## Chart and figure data
+++++

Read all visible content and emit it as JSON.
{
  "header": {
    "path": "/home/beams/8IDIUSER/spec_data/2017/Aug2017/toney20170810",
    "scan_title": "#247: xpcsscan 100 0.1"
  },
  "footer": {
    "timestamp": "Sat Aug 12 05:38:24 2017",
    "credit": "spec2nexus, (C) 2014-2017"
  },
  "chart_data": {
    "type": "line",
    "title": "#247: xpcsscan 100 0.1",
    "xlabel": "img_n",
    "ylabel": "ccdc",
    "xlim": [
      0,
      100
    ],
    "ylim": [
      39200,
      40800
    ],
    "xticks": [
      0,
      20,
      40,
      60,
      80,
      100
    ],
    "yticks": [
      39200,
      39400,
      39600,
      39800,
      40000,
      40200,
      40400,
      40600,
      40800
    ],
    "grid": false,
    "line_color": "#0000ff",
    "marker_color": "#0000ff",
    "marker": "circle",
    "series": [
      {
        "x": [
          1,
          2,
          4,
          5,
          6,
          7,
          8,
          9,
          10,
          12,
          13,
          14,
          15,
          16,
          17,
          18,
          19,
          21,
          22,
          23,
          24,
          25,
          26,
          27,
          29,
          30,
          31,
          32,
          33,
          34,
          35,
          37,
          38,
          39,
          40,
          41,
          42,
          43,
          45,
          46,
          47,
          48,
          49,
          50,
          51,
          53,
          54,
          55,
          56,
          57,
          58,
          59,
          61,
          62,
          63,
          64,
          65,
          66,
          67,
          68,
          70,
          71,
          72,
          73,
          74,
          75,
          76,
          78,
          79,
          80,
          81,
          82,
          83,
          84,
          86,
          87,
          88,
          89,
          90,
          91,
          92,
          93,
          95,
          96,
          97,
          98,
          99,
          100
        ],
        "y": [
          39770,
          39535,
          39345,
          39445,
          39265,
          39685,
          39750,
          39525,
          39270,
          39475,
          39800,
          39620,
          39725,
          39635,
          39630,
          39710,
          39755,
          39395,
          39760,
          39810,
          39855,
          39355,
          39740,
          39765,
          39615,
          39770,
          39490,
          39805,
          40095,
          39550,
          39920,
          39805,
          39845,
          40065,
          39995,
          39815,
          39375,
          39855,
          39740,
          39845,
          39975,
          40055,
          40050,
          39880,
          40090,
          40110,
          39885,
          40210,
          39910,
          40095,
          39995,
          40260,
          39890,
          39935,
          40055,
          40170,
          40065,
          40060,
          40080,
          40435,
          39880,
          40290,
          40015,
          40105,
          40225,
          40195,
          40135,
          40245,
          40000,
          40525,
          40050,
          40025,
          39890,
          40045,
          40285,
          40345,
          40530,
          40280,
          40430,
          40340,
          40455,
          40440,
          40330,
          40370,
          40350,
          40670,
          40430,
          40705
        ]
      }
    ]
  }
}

+++++

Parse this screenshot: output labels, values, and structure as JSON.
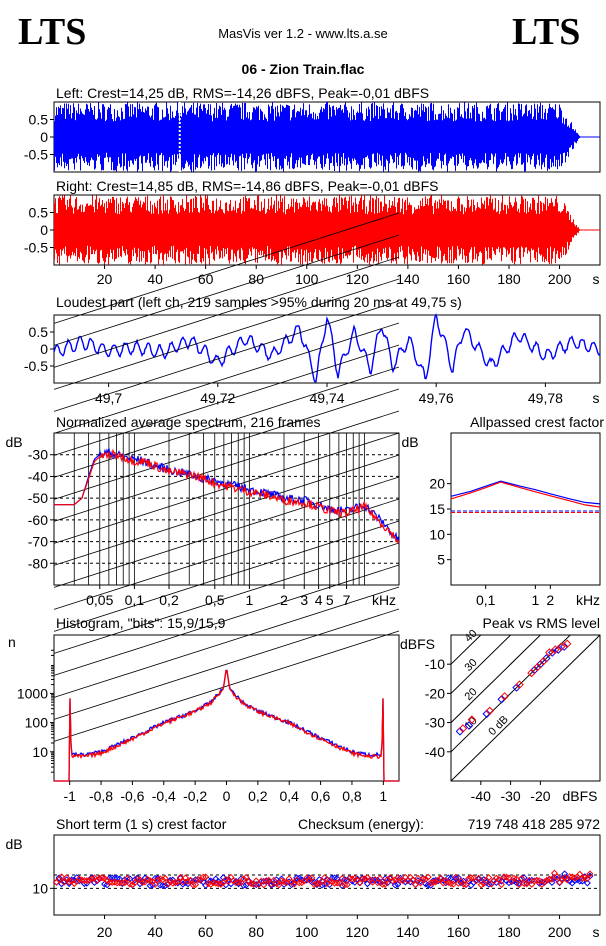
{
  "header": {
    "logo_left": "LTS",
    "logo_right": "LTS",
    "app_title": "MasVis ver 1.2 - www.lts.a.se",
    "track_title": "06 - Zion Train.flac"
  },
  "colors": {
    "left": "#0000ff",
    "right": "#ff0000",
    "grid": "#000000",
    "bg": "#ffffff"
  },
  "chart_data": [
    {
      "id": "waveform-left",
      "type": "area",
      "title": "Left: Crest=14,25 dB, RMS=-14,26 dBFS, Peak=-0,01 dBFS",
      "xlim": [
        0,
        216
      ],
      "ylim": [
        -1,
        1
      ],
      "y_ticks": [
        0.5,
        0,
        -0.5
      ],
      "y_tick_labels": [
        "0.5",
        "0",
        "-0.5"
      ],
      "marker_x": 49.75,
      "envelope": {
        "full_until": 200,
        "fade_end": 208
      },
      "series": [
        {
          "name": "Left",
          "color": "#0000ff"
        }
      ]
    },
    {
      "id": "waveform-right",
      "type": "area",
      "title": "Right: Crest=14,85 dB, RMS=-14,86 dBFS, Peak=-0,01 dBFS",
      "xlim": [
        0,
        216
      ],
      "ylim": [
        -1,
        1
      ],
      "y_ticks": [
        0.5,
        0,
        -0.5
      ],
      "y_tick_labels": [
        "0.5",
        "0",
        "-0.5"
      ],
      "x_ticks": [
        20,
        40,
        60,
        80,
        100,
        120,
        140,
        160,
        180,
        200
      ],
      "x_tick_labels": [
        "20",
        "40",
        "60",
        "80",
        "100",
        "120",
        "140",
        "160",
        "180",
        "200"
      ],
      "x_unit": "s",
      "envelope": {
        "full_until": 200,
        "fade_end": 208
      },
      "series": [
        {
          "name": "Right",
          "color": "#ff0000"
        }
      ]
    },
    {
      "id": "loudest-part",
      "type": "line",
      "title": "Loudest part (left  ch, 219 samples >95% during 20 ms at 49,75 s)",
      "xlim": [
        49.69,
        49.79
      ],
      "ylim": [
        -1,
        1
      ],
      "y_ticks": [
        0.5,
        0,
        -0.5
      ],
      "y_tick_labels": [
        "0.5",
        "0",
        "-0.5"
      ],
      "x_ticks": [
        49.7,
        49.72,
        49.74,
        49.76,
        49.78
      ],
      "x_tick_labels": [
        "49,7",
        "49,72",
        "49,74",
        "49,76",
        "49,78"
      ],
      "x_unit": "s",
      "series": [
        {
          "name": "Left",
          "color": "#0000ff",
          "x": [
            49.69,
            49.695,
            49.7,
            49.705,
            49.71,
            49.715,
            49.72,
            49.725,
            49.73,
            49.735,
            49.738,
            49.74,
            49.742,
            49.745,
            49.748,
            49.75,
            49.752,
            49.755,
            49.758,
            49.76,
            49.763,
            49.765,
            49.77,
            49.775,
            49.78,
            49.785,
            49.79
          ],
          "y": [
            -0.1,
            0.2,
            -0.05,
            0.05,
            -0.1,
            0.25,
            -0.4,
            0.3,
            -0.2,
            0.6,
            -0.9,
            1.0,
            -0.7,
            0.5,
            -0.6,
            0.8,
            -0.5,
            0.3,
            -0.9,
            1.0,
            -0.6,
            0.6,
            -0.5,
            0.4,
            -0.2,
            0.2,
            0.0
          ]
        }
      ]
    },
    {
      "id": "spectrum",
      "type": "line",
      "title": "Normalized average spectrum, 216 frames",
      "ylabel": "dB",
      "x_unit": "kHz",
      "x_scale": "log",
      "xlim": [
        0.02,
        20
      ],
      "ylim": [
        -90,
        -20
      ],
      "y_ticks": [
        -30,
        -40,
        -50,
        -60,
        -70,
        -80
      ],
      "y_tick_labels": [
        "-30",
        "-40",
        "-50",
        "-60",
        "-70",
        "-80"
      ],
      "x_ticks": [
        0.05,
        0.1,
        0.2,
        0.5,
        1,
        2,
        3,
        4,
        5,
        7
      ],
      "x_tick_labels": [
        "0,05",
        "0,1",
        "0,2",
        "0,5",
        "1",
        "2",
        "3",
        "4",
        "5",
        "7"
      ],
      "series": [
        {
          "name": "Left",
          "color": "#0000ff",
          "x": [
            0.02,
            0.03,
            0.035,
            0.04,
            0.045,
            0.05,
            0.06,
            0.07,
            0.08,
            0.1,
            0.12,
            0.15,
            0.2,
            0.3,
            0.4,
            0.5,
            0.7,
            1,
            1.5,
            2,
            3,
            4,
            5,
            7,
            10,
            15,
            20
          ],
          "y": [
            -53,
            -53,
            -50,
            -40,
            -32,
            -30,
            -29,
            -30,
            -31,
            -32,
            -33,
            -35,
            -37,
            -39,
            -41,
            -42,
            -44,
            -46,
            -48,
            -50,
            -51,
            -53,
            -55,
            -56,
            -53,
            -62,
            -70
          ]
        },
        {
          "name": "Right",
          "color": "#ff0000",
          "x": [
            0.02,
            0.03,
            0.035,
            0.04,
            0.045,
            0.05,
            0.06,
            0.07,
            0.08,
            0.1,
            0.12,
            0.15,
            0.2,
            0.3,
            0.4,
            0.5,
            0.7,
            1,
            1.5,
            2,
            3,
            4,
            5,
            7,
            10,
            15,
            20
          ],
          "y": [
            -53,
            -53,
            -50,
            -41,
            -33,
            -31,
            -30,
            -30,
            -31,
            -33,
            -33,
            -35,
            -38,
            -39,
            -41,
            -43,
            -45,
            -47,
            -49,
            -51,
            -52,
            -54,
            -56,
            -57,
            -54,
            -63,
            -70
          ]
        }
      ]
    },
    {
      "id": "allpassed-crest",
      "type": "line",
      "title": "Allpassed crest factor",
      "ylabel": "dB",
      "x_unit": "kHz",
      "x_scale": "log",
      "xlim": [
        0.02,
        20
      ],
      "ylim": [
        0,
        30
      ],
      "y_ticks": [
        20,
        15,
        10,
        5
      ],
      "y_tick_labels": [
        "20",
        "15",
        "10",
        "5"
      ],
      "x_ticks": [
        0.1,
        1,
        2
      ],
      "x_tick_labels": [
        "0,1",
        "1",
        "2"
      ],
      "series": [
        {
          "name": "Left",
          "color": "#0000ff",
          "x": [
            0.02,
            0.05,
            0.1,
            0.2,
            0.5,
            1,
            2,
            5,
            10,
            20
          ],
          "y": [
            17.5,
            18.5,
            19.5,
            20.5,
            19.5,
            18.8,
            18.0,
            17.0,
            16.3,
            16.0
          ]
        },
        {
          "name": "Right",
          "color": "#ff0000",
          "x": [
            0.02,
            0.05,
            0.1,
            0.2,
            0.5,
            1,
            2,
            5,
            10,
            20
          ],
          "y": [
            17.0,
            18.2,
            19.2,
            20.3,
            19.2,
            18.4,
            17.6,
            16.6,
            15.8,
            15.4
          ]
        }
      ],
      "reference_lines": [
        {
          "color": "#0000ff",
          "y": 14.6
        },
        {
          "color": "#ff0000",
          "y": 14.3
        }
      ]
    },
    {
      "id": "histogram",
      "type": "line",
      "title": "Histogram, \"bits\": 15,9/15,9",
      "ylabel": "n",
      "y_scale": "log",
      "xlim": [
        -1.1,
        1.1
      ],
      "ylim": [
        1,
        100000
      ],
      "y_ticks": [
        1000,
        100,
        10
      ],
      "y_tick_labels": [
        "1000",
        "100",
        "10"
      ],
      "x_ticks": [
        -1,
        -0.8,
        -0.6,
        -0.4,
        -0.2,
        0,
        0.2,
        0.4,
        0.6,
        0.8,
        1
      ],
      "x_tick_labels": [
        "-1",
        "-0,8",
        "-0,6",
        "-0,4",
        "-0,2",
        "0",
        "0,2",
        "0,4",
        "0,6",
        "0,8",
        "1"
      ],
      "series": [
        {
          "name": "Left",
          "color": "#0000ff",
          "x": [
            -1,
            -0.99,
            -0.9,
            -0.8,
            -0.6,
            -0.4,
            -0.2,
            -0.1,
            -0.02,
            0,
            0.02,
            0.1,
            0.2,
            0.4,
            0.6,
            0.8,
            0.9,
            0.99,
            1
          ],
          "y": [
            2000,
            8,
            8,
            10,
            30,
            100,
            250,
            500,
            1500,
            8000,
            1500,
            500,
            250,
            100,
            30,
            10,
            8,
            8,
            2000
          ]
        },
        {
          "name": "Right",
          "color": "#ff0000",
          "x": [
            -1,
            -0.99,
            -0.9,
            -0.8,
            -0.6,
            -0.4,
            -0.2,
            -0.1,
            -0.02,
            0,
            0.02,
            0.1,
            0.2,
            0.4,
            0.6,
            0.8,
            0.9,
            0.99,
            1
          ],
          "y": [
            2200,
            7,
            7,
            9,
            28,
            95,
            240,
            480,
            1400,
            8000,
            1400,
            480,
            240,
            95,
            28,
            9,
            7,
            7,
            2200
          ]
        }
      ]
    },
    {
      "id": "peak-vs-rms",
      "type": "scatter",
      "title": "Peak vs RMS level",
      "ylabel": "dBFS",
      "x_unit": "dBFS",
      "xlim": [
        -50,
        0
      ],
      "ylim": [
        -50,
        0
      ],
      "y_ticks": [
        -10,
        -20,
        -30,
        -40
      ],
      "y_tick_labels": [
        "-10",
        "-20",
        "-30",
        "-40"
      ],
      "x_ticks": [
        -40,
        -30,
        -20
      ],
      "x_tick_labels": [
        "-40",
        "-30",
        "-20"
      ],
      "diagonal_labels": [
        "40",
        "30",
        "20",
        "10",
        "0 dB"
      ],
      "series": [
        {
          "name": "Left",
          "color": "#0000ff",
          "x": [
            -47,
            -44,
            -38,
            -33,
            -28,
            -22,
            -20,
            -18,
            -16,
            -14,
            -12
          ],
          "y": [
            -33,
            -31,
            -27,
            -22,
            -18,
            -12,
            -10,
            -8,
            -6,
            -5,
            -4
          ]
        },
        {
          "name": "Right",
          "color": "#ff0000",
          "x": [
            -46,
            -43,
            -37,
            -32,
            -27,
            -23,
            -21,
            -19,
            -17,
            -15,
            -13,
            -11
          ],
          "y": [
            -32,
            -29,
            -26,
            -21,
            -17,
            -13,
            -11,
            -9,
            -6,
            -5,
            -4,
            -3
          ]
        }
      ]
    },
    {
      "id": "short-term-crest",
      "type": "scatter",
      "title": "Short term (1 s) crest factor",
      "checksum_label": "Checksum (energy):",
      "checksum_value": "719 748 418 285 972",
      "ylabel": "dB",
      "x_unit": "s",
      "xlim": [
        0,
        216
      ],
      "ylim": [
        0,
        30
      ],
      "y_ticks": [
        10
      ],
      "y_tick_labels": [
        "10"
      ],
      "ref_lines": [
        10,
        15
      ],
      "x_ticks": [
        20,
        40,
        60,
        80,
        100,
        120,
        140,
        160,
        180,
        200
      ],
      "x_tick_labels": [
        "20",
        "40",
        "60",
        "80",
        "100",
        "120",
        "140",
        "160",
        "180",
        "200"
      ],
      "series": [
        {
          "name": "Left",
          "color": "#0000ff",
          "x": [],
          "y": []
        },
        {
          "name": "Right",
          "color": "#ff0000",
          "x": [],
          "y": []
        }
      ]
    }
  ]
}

+++++

## WHAT IS REQUIRED
Show every line in the entries where the string "factor" occurs.

## SOLUTION TO THE EXERCISE
      "title": "Allpassed crest factor",
      "title": "Short term (1 s) crest factor",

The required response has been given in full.